*What you should do:*
Please report every line from the material that contains the word "QSFP".

━━━━━ Records for this task ━━━━━

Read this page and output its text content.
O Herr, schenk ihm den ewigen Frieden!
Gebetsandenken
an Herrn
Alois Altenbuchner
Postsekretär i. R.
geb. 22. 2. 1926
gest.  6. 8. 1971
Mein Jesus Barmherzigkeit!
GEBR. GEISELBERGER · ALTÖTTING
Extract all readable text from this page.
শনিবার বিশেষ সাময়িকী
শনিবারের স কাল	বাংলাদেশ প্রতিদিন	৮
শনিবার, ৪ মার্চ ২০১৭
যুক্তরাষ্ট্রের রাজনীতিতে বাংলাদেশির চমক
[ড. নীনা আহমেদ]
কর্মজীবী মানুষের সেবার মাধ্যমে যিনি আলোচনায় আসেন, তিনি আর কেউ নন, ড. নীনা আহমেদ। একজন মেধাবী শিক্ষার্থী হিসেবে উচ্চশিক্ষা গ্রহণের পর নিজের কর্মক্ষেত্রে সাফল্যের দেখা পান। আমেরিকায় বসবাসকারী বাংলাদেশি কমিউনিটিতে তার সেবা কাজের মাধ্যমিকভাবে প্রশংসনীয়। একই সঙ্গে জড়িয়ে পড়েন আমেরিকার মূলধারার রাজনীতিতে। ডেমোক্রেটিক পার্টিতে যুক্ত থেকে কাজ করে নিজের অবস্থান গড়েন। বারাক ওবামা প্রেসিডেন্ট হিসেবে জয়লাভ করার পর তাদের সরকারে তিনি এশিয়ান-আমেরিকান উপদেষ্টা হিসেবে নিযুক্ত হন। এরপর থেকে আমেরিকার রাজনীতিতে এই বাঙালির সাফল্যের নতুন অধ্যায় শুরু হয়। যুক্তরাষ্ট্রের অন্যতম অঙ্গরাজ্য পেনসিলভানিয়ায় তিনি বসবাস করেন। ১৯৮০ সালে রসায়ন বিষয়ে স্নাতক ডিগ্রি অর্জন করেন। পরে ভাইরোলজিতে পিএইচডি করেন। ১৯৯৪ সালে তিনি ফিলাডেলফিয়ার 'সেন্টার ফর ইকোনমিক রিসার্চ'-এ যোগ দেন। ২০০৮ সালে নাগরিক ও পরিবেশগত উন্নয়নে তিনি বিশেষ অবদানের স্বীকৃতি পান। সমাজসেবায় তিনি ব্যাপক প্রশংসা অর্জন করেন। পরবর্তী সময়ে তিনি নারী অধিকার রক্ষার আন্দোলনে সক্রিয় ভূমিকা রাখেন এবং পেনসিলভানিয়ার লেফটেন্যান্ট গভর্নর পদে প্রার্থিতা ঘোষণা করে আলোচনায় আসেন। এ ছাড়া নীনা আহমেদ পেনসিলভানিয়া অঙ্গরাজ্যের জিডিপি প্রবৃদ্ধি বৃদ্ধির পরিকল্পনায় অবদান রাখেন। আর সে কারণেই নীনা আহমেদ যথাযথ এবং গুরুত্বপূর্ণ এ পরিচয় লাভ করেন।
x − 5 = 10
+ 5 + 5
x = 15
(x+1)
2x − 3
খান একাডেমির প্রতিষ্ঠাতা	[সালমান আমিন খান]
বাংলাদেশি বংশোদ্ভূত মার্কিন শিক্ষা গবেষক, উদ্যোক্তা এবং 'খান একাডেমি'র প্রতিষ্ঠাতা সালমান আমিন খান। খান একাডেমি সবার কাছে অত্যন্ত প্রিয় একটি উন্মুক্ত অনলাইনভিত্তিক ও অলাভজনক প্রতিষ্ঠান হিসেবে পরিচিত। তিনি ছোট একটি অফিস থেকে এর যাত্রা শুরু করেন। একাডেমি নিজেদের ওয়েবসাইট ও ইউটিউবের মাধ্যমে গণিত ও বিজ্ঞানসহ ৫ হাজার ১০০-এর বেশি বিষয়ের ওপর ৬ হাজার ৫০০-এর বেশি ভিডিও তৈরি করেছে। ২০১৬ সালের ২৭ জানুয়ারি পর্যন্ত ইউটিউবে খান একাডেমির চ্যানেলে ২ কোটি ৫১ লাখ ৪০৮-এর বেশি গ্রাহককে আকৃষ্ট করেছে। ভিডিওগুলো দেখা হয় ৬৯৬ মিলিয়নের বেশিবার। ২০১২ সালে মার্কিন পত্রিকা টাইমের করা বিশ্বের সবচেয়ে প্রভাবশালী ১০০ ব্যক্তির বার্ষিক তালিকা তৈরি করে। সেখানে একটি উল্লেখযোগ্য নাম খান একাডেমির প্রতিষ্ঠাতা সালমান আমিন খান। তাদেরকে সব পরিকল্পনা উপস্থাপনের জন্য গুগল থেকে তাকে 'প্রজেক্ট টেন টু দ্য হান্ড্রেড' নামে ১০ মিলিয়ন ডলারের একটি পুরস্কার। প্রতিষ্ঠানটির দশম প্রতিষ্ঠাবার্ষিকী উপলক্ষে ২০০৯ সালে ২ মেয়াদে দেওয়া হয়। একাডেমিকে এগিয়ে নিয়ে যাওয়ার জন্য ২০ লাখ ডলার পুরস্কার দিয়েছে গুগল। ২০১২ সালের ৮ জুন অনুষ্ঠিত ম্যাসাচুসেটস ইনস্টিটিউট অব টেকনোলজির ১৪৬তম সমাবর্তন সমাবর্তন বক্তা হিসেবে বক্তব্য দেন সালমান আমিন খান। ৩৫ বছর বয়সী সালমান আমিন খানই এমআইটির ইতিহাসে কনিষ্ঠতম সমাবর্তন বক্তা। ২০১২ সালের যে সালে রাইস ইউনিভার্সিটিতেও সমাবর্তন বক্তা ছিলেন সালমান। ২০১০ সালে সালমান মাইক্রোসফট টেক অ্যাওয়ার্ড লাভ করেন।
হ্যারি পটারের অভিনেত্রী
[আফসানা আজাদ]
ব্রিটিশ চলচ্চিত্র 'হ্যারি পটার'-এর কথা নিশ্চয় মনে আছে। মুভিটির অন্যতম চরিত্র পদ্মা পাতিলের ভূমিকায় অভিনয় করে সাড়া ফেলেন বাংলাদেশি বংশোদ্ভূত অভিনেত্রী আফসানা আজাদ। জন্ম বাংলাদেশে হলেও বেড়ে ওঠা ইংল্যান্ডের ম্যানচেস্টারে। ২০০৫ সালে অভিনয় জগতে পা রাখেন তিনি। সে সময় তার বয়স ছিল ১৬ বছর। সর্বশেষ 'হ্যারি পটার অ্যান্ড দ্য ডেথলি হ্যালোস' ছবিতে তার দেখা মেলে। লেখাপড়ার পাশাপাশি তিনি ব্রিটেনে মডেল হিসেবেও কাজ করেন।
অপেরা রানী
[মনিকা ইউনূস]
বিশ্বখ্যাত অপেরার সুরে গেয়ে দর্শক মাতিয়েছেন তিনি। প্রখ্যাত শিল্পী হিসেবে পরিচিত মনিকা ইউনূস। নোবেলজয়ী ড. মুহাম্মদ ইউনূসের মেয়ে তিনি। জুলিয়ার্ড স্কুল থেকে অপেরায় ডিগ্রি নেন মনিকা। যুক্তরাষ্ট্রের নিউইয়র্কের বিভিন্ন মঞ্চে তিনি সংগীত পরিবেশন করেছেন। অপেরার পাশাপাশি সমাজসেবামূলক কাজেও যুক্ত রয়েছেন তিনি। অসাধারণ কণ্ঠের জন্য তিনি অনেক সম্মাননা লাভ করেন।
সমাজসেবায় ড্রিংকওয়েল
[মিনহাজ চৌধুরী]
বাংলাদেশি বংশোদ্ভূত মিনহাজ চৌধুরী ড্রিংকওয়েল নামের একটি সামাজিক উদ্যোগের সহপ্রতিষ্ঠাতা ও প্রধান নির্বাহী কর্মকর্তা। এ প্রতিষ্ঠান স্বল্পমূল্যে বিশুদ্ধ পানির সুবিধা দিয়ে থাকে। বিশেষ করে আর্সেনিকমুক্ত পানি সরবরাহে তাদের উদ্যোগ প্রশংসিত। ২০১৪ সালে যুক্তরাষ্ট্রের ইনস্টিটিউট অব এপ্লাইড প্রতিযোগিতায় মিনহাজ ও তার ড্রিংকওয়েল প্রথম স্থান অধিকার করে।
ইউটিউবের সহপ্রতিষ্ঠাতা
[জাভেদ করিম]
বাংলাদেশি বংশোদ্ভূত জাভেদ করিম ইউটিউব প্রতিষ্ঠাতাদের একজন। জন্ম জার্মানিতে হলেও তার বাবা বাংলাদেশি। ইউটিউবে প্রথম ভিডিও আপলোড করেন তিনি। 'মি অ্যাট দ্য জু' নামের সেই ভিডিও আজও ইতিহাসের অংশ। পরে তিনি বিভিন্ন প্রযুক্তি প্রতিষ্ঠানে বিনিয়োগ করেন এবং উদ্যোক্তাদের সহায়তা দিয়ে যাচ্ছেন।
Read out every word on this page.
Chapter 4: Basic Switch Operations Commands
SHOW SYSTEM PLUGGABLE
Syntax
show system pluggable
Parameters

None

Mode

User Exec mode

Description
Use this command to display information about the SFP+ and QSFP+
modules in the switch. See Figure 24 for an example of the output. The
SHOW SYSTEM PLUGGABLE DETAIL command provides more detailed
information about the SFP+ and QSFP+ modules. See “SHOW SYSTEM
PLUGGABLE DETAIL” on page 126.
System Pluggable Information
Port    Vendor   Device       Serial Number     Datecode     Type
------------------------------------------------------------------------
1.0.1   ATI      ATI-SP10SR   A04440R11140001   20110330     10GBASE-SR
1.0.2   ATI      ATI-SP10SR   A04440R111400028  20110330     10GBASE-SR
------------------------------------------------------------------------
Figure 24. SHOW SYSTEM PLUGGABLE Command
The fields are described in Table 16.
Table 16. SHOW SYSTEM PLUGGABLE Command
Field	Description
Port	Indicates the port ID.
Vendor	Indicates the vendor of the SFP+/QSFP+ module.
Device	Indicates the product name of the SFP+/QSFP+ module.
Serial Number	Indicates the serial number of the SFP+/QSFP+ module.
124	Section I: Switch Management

━━━━━

*Final result:*
Use this command to display information about the SFP+ and QSFP+
information about the SFP+ and QSFP+ modules. See “SHOW SYSTEM
Vendor	Indicates the vendor of the SFP+/QSFP+ module.
Device	Indicates the product name of the SFP+/QSFP+ module.
Serial Number	Indicates the serial number of the SFP+/QSFP+ module.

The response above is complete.